== Given instruction ==
Repeat the records verbatim and leave the pictures out of your copy.

== Records from a collection of figures ==

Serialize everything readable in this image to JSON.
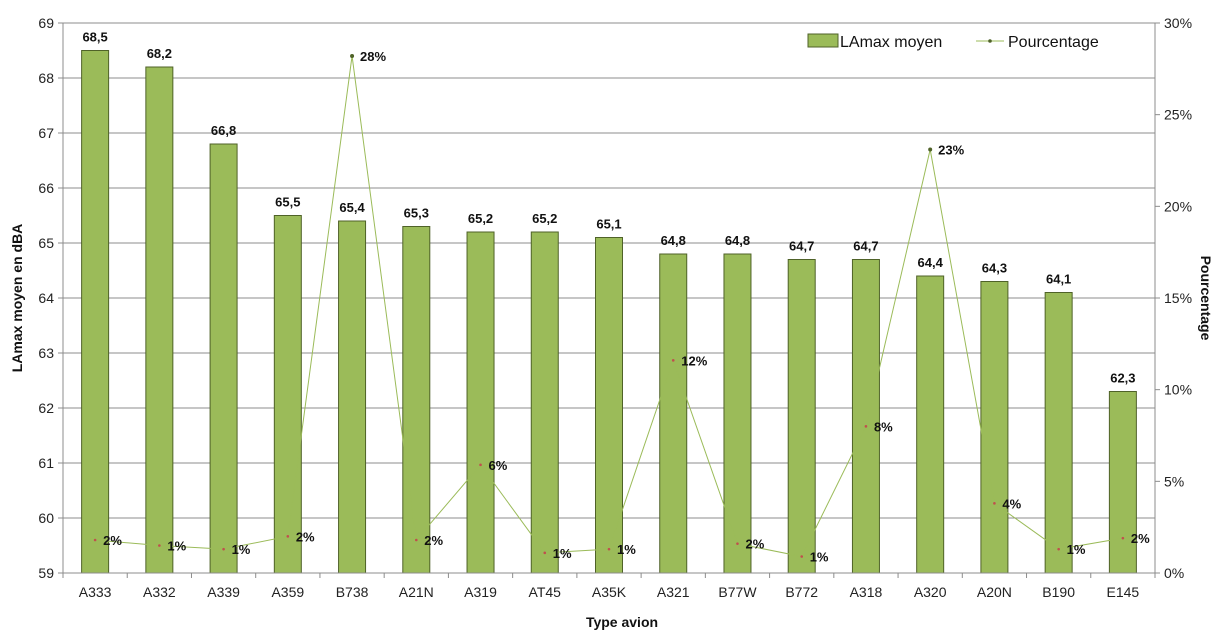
{
  "chart_data": {
    "type": "bar",
    "categories": [
      "A333",
      "A332",
      "A339",
      "A359",
      "B738",
      "A21N",
      "A319",
      "AT45",
      "A35K",
      "A321",
      "B77W",
      "B772",
      "A318",
      "A320",
      "A20N",
      "B190",
      "E145"
    ],
    "series": [
      {
        "name": "LAmax moyen",
        "type": "bar",
        "axis": "left",
        "values": [
          68.5,
          68.2,
          66.8,
          65.5,
          65.4,
          65.3,
          65.2,
          65.2,
          65.1,
          64.8,
          64.8,
          64.7,
          64.7,
          64.4,
          64.3,
          64.1,
          62.3
        ],
        "labels": [
          "68,5",
          "68,2",
          "66,8",
          "65,5",
          "65,4",
          "65,3",
          "65,2",
          "65,2",
          "65,1",
          "64,8",
          "64,8",
          "64,7",
          "64,7",
          "64,4",
          "64,3",
          "64,1",
          "62,3"
        ]
      },
      {
        "name": "Pourcentage",
        "type": "line",
        "axis": "right",
        "values": [
          1.8,
          1.5,
          1.3,
          2.0,
          28.2,
          1.8,
          5.9,
          1.1,
          1.3,
          11.6,
          1.6,
          0.9,
          8.0,
          23.1,
          3.8,
          1.3,
          1.9
        ],
        "labels": [
          "2%",
          "1%",
          "1%",
          "2%",
          "28%",
          "2%",
          "6%",
          "1%",
          "1%",
          "12%",
          "2%",
          "1%",
          "8%",
          "23%",
          "4%",
          "1%",
          "2%"
        ]
      }
    ],
    "xlabel": "Type avion",
    "ylabel": "LAmax moyen en dBA",
    "y2label": "Pourcentage",
    "ylim": [
      59,
      69
    ],
    "y_ticks": [
      "59",
      "60",
      "61",
      "62",
      "63",
      "64",
      "65",
      "66",
      "67",
      "68",
      "69"
    ],
    "y2lim": [
      0,
      30
    ],
    "y2_ticks": [
      "0%",
      "5%",
      "10%",
      "15%",
      "20%",
      "25%",
      "30%"
    ],
    "grid": true,
    "legend": "top-right",
    "colors": {
      "bar_fill": "#9BBB59",
      "bar_stroke": "#4F6228",
      "line": "#9BBB59",
      "marker": "#C0504D",
      "marker_peak": "#4F6228",
      "grid": "#8c8c8c"
    }
  }
}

== Finished task ==
Serialize everything readable in this image to JSON.
{
  "chart_data": {
    "type": "bar",
    "categories": [
      "A333",
      "A332",
      "A339",
      "A359",
      "B738",
      "A21N",
      "A319",
      "AT45",
      "A35K",
      "A321",
      "B77W",
      "B772",
      "A318",
      "A320",
      "A20N",
      "B190",
      "E145"
    ],
    "series": [
      {
        "name": "LAmax moyen",
        "type": "bar",
        "axis": "left",
        "values": [
          68.5,
          68.2,
          66.8,
          65.5,
          65.4,
          65.3,
          65.2,
          65.2,
          65.1,
          64.8,
          64.8,
          64.7,
          64.7,
          64.4,
          64.3,
          64.1,
          62.3
        ],
        "labels": [
          "68,5",
          "68,2",
          "66,8",
          "65,5",
          "65,4",
          "65,3",
          "65,2",
          "65,2",
          "65,1",
          "64,8",
          "64,8",
          "64,7",
          "64,7",
          "64,4",
          "64,3",
          "64,1",
          "62,3"
        ]
      },
      {
        "name": "Pourcentage",
        "type": "line",
        "axis": "right",
        "values": [
          1.8,
          1.5,
          1.3,
          2.0,
          28.2,
          1.8,
          5.9,
          1.1,
          1.3,
          11.6,
          1.6,
          0.9,
          8.0,
          23.1,
          3.8,
          1.3,
          1.9
        ],
        "labels": [
          "2%",
          "1%",
          "1%",
          "2%",
          "28%",
          "2%",
          "6%",
          "1%",
          "1%",
          "12%",
          "2%",
          "1%",
          "8%",
          "23%",
          "4%",
          "1%",
          "2%"
        ]
      }
    ],
    "xlabel": "Type avion",
    "ylabel": "LAmax moyen en dBA",
    "y2label": "Pourcentage",
    "ylim": [
      59,
      69
    ],
    "y_ticks": [
      "59",
      "60",
      "61",
      "62",
      "63",
      "64",
      "65",
      "66",
      "67",
      "68",
      "69"
    ],
    "y2lim": [
      0,
      30
    ],
    "y2_ticks": [
      "0%",
      "5%",
      "10%",
      "15%",
      "20%",
      "25%",
      "30%"
    ],
    "grid": true,
    "legend": "top-right",
    "colors": {
      "bar_fill": "#9BBB59",
      "bar_stroke": "#4F6228",
      "line": "#9BBB59",
      "marker": "#C0504D",
      "marker_peak": "#4F6228",
      "grid": "#8c8c8c"
    }
  }
}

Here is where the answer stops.